>> begin INFORMATION PROVIDED
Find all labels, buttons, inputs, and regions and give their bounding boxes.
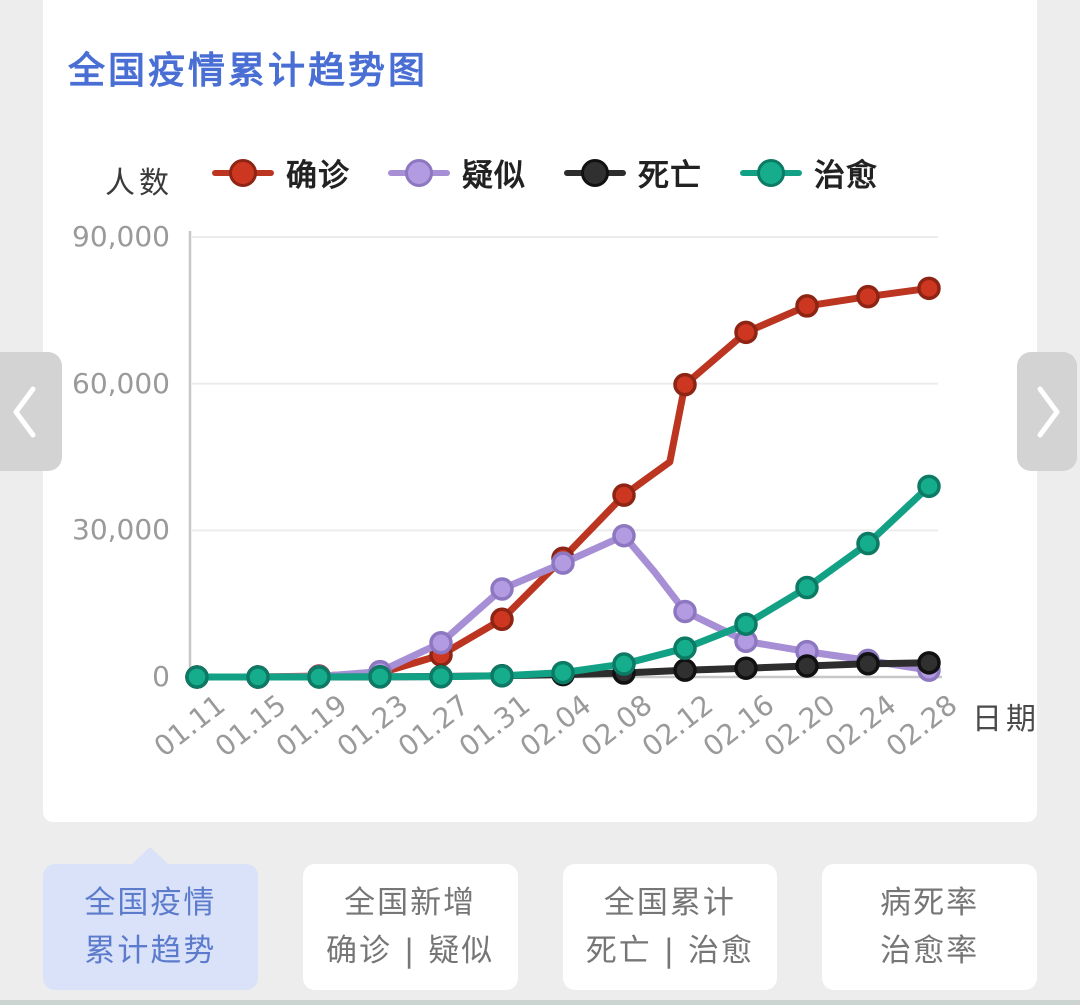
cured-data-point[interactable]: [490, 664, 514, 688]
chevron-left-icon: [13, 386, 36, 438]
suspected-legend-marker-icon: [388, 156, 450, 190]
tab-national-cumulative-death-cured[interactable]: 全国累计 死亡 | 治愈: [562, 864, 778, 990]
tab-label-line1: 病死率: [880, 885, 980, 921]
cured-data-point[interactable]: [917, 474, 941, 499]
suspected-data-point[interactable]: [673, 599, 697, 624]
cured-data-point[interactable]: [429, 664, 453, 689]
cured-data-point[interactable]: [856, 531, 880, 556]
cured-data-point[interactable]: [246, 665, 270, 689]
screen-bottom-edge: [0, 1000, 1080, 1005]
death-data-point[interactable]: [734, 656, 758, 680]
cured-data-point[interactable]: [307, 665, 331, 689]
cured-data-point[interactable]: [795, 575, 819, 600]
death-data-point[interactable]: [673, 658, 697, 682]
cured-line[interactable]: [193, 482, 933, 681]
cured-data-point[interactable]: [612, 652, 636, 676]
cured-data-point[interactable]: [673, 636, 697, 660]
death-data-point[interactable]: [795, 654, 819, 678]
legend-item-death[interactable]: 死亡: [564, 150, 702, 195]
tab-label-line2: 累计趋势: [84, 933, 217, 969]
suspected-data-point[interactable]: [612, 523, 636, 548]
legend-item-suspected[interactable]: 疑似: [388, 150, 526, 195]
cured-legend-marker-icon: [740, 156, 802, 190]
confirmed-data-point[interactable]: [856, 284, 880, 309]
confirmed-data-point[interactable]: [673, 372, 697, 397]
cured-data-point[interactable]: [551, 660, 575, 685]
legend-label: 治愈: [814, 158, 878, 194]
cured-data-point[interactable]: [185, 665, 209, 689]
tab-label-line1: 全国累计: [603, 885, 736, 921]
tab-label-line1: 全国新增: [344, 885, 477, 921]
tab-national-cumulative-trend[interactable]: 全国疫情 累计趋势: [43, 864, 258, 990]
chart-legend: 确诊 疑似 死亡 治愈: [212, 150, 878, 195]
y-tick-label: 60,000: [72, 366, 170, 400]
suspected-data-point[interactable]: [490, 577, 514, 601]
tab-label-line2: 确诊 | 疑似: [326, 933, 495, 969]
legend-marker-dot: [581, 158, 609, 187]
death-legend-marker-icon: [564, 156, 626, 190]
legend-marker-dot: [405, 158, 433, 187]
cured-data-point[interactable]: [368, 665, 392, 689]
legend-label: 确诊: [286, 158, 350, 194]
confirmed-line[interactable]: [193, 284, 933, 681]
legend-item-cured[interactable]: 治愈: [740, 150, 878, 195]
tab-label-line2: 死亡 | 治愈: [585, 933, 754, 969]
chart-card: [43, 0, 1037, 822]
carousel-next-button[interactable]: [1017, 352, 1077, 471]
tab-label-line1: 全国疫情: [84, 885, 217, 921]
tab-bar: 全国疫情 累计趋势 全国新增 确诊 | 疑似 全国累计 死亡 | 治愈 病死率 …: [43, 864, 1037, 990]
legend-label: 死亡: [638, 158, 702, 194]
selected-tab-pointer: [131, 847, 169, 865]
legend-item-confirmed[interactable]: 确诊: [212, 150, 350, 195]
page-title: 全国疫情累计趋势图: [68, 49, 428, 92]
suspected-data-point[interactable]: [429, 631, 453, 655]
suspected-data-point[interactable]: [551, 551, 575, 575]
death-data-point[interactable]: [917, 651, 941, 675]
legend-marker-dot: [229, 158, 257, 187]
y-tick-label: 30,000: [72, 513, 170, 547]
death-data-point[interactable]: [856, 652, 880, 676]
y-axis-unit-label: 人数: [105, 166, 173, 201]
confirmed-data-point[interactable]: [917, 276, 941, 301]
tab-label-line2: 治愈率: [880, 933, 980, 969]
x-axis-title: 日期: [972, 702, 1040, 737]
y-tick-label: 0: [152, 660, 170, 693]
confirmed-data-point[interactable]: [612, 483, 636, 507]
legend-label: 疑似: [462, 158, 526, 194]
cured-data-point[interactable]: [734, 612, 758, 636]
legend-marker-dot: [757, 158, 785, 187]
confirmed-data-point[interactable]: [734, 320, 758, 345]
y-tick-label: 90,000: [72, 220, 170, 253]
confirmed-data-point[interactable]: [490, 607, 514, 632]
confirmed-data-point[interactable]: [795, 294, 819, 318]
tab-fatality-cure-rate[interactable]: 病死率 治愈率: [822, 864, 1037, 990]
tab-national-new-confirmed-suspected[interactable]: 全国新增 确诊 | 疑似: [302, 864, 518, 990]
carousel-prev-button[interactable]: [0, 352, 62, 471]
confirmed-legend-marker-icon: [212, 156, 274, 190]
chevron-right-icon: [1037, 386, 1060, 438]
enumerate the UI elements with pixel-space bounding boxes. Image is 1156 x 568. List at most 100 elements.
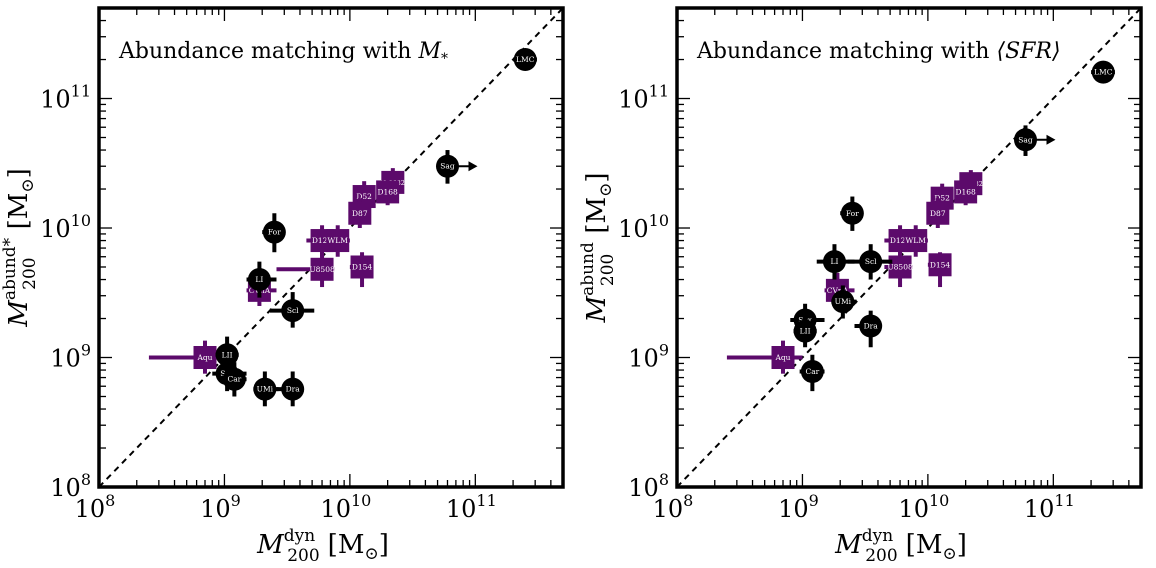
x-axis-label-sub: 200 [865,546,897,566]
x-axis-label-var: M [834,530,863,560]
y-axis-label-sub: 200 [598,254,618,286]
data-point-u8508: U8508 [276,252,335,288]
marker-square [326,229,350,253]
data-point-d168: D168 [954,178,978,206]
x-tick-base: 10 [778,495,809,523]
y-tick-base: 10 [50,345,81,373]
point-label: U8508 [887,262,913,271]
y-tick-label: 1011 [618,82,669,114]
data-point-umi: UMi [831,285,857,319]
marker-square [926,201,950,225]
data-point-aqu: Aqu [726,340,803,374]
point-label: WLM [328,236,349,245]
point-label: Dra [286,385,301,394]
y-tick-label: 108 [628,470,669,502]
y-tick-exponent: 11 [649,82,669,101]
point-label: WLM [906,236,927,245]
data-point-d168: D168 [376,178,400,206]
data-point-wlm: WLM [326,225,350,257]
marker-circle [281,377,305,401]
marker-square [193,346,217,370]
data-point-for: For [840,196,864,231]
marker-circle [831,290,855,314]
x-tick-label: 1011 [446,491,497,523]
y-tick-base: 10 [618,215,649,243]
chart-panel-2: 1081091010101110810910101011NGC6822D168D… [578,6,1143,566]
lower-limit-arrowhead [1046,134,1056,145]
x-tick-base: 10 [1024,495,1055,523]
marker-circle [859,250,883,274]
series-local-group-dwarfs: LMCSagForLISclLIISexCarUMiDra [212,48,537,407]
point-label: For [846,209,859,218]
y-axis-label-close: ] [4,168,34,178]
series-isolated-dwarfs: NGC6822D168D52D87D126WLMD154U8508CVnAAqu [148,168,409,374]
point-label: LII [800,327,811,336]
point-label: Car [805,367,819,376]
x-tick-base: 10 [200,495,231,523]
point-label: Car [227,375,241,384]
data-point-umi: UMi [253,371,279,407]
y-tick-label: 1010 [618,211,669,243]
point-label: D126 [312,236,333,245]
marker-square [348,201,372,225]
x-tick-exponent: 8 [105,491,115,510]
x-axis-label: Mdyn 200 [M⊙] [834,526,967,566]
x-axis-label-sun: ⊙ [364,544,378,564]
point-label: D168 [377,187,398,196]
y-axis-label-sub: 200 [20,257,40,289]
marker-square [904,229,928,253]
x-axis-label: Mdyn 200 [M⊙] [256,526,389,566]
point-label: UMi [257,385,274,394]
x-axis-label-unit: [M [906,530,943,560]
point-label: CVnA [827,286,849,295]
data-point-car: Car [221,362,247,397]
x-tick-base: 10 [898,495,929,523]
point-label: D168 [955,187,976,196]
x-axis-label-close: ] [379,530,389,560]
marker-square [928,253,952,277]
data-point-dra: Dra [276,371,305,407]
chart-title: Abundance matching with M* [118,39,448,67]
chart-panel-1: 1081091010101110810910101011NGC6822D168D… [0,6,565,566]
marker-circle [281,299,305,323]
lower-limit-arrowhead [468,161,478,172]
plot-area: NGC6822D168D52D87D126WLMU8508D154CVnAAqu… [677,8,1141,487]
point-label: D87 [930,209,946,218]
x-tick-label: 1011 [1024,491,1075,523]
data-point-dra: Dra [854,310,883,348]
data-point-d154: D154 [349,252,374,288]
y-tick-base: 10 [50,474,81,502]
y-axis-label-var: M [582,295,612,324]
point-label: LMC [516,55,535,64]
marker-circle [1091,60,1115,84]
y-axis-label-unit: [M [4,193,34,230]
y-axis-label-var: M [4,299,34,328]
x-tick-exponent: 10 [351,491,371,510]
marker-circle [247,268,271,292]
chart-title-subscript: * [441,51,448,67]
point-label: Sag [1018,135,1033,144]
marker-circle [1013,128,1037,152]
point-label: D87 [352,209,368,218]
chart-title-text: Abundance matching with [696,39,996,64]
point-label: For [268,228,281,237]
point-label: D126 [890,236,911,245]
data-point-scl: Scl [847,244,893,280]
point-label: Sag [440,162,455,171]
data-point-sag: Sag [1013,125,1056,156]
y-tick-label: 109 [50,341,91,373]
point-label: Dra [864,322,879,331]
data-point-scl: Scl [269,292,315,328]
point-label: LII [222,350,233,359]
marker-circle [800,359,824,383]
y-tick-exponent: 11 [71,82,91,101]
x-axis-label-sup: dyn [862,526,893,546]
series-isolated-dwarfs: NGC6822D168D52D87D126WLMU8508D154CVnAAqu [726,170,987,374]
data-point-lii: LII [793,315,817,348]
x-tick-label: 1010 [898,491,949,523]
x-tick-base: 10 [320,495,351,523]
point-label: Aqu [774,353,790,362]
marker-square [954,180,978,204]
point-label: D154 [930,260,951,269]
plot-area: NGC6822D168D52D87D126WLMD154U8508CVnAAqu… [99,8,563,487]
>> end INFORMATION PROVIDED
= AIM OF THE EXERCISE =
In the listing, starting at the line containing "cured-data-point[interactable]: [490, 664, 514, 688]" and ending at the line containing "cured-line[interactable]: [193, 482, 933, 681]", replace "death-data-point" with "fatality-data-point" and give only those lines, with everything else unchanged.

= RESULT OF THE TASK =
cured-data-point[interactable]: [490, 664, 514, 688]
chevron-left-icon: [13, 386, 36, 438]
suspected-legend-marker-icon: [388, 156, 450, 190]
tab-national-cumulative-death-cured[interactable]: 全国累计 死亡 | 治愈: [562, 864, 778, 990]
tab-label-line1: 病死率: [880, 885, 980, 921]
cured-data-point[interactable]: [917, 474, 941, 499]
suspected-data-point[interactable]: [673, 599, 697, 624]
cured-data-point[interactable]: [429, 664, 453, 689]
cured-data-point[interactable]: [856, 531, 880, 556]
cured-data-point[interactable]: [246, 665, 270, 689]
screen-bottom-edge: [0, 1000, 1080, 1005]
fatality-data-point[interactable]: [734, 656, 758, 680]
cured-data-point[interactable]: [307, 665, 331, 689]
cured-data-point[interactable]: [795, 575, 819, 600]
fatality-data-point[interactable]: [673, 658, 697, 682]
cured-line[interactable]: [193, 482, 933, 681]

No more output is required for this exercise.